• SUPPLIED INFORMATION
────────────────────────────────────────
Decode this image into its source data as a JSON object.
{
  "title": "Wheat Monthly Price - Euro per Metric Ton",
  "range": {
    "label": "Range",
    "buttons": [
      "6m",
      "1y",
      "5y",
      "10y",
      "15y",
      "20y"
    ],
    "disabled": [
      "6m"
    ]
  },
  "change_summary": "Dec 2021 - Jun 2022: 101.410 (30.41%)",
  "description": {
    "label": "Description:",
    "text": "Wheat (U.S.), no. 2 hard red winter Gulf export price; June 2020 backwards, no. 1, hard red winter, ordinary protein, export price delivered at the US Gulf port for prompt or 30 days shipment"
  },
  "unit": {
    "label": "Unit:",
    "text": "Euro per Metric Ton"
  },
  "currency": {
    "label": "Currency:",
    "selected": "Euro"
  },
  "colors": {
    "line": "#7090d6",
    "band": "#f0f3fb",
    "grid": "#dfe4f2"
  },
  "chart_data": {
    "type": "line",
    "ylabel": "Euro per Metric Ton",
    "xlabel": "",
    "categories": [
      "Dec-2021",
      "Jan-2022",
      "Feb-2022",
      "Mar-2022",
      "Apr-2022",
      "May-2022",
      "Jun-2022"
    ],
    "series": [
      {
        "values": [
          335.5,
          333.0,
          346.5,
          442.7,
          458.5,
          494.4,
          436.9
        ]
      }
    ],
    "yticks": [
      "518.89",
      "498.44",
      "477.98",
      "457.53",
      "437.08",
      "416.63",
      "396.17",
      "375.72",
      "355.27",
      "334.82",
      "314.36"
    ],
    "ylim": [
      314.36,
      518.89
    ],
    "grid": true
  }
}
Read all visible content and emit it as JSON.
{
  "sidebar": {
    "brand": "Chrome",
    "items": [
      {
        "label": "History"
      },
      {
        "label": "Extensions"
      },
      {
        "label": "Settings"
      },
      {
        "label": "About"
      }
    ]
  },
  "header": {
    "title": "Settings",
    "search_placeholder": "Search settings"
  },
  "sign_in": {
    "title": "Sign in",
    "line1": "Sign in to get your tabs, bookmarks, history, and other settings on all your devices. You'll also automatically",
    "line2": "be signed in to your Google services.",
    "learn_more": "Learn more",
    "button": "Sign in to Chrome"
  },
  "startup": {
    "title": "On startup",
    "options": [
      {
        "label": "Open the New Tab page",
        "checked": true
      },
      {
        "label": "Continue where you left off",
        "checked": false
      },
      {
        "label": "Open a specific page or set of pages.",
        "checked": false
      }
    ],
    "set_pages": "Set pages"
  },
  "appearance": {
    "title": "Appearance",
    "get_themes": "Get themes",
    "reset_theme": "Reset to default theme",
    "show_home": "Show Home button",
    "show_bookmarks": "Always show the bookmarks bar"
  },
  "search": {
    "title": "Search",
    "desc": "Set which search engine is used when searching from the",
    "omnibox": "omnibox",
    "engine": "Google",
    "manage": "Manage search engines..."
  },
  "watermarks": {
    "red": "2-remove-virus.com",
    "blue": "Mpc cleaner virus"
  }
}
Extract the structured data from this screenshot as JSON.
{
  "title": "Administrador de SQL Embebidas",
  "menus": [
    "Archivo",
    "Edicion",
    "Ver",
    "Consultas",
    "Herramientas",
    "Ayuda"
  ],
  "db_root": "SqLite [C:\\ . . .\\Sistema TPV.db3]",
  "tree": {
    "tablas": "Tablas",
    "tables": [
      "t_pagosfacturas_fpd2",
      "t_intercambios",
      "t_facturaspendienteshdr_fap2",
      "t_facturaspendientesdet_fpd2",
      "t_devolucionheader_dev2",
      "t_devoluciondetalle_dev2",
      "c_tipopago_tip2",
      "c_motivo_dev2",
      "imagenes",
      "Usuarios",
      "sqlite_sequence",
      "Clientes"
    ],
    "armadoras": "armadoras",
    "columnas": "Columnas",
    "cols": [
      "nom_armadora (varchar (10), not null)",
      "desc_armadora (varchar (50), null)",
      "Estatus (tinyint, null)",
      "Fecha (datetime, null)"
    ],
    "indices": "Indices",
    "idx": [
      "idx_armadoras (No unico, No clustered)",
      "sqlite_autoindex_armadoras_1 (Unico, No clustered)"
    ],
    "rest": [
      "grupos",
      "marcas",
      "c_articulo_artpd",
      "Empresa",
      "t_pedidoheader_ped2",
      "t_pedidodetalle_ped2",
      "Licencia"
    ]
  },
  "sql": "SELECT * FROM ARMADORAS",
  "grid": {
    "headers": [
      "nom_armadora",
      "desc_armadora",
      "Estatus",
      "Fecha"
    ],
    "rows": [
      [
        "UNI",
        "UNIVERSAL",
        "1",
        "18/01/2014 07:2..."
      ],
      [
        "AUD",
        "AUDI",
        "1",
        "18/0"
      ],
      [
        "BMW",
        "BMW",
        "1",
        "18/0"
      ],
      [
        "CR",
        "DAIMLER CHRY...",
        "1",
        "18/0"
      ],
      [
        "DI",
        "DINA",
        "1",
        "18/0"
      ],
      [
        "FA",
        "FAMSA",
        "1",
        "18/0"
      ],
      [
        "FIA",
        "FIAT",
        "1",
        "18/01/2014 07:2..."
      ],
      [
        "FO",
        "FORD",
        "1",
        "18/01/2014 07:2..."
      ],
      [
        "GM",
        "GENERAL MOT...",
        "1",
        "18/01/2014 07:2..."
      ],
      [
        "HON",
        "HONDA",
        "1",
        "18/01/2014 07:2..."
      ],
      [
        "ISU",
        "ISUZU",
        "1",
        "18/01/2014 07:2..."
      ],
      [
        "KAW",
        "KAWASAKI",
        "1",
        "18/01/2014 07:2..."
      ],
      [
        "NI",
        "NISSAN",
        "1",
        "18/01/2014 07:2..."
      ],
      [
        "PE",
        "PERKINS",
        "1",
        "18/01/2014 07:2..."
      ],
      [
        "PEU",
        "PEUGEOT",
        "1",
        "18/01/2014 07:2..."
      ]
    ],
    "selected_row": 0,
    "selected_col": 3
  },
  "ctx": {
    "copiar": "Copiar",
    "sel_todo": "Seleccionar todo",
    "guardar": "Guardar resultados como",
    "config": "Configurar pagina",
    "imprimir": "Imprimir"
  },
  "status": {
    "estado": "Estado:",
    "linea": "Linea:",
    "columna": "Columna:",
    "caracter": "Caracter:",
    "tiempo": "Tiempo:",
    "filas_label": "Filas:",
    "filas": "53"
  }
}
────────────────────────────────────────
• GOAL OF THE EXERCISE
Retype all of the data exactly, so that nothing differs from what is given.

• REPLY TO THE TASK
Decode this image into its source data as a JSON object.
{
  "title": "Wheat Monthly Price - Euro per Metric Ton",
  "range": {
    "label": "Range",
    "buttons": [
      "6m",
      "1y",
      "5y",
      "10y",
      "15y",
      "20y"
    ],
    "disabled": [
      "6m"
    ]
  },
  "change_summary": "Dec 2021 - Jun 2022: 101.410 (30.41%)",
  "description": {
    "label": "Description:",
    "text": "Wheat (U.S.), no. 2 hard red winter Gulf export price; June 2020 backwards, no. 1, hard red winter, ordinary protein, export price delivered at the US Gulf port for prompt or 30 days shipment"
  },
  "unit": {
    "label": "Unit:",
    "text": "Euro per Metric Ton"
  },
  "currency": {
    "label": "Currency:",
    "selected": "Euro"
  },
  "colors": {
    "line": "#7090d6",
    "band": "#f0f3fb",
    "grid": "#dfe4f2"
  },
  "chart_data": {
    "type": "line",
    "ylabel": "Euro per Metric Ton",
    "xlabel": "",
    "categories": [
      "Dec-2021",
      "Jan-2022",
      "Feb-2022",
      "Mar-2022",
      "Apr-2022",
      "May-2022",
      "Jun-2022"
    ],
    "series": [
      {
        "values": [
          335.5,
          333.0,
          346.5,
          442.7,
          458.5,
          494.4,
          436.9
        ]
      }
    ],
    "yticks": [
      "518.89",
      "498.44",
      "477.98",
      "457.53",
      "437.08",
      "416.63",
      "396.17",
      "375.72",
      "355.27",
      "334.82",
      "314.36"
    ],
    "ylim": [
      314.36,
      518.89
    ],
    "grid": true
  }
}
Read all visible content and emit it as JSON.
{
  "sidebar": {
    "brand": "Chrome",
    "items": [
      {
        "label": "History"
      },
      {
        "label": "Extensions"
      },
      {
        "label": "Settings"
      },
      {
        "label": "About"
      }
    ]
  },
  "header": {
    "title": "Settings",
    "search_placeholder": "Search settings"
  },
  "sign_in": {
    "title": "Sign in",
    "line1": "Sign in to get your tabs, bookmarks, history, and other settings on all your devices. You'll also automatically",
    "line2": "be signed in to your Google services.",
    "learn_more": "Learn more",
    "button": "Sign in to Chrome"
  },
  "startup": {
    "title": "On startup",
    "options": [
      {
        "label": "Open the New Tab page",
        "checked": true
      },
      {
        "label": "Continue where you left off",
        "checked": false
      },
      {
        "label": "Open a specific page or set of pages.",
        "checked": false
      }
    ],
    "set_pages": "Set pages"
  },
  "appearance": {
    "title": "Appearance",
    "get_themes": "Get themes",
    "reset_theme": "Reset to default theme",
    "show_home": "Show Home button",
    "show_bookmarks": "Always show the bookmarks bar"
  },
  "search": {
    "title": "Search",
    "desc": "Set which search engine is used when searching from the",
    "omnibox": "omnibox",
    "engine": "Google",
    "manage": "Manage search engines..."
  },
  "watermarks": {
    "red": "2-remove-virus.com",
    "blue": "Mpc cleaner virus"
  }
}
Extract the structured data from this screenshot as JSON.
{
  "title": "Administrador de SQL Embebidas",
  "menus": [
    "Archivo",
    "Edicion",
    "Ver",
    "Consultas",
    "Herramientas",
    "Ayuda"
  ],
  "db_root": "SqLite [C:\\ . . .\\Sistema TPV.db3]",
  "tree": {
    "tablas": "Tablas",
    "tables": [
      "t_pagosfacturas_fpd2",
      "t_intercambios",
      "t_facturaspendienteshdr_fap2",
      "t_facturaspendientesdet_fpd2",
      "t_devolucionheader_dev2",
      "t_devoluciondetalle_dev2",
      "c_tipopago_tip2",
      "c_motivo_dev2",
      "imagenes",
      "Usuarios",
      "sqlite_sequence",
      "Clientes"
    ],
    "armadoras": "armadoras",
    "columnas": "Columnas",
    "cols": [
      "nom_armadora (varchar (10), not null)",
      "desc_armadora (varchar (50), null)",
      "Estatus (tinyint, null)",
      "Fecha (datetime, null)"
    ],
    "indices": "Indices",
    "idx": [
      "idx_armadoras (No unico, No clustered)",
      "sqlite_autoindex_armadoras_1 (Unico, No clustered)"
    ],
    "rest": [
      "grupos",
      "marcas",
      "c_articulo_artpd",
      "Empresa",
      "t_pedidoheader_ped2",
      "t_pedidodetalle_ped2",
      "Licencia"
    ]
  },
  "sql": "SELECT * FROM ARMADORAS",
  "grid": {
    "headers": [
      "nom_armadora",
      "desc_armadora",
      "Estatus",
      "Fecha"
    ],
    "rows": [
      [
        "UNI",
        "UNIVERSAL",
        "1",
        "18/01/2014 07:2..."
      ],
      [
        "AUD",
        "AUDI",
        "1",
        "18/0"
      ],
      [
        "BMW",
        "BMW",
        "1",
        "18/0"
      ],
      [
        "CR",
        "DAIMLER CHRY...",
        "1",
        "18/0"
      ],
      [
        "DI",
        "DINA",
        "1",
        "18/0"
      ],
      [
        "FA",
        "FAMSA",
        "1",
        "18/0"
      ],
      [
        "FIA",
        "FIAT",
        "1",
        "18/01/2014 07:2..."
      ],
      [
        "FO",
        "FORD",
        "1",
        "18/01/2014 07:2..."
      ],
      [
        "GM",
        "GENERAL MOT...",
        "1",
        "18/01/2014 07:2..."
      ],
      [
        "HON",
        "HONDA",
        "1",
        "18/01/2014 07:2..."
      ],
      [
        "ISU",
        "ISUZU",
        "1",
        "18/01/2014 07:2..."
      ],
      [
        "KAW",
        "KAWASAKI",
        "1",
        "18/01/2014 07:2..."
      ],
      [
        "NI",
        "NISSAN",
        "1",
        "18/01/2014 07:2..."
      ],
      [
        "PE",
        "PERKINS",
        "1",
        "18/01/2014 07:2..."
      ],
      [
        "PEU",
        "PEUGEOT",
        "1",
        "18/01/2014 07:2..."
      ]
    ],
    "selected_row": 0,
    "selected_col": 3
  },
  "ctx": {
    "copiar": "Copiar",
    "sel_todo": "Seleccionar todo",
    "guardar": "Guardar resultados como",
    "config": "Configurar pagina",
    "imprimir": "Imprimir"
  },
  "status": {
    "estado": "Estado:",
    "linea": "Linea:",
    "columna": "Columna:",
    "caracter": "Caracter:",
    "tiempo": "Tiempo:",
    "filas_label": "Filas:",
    "filas": "53"
  }
}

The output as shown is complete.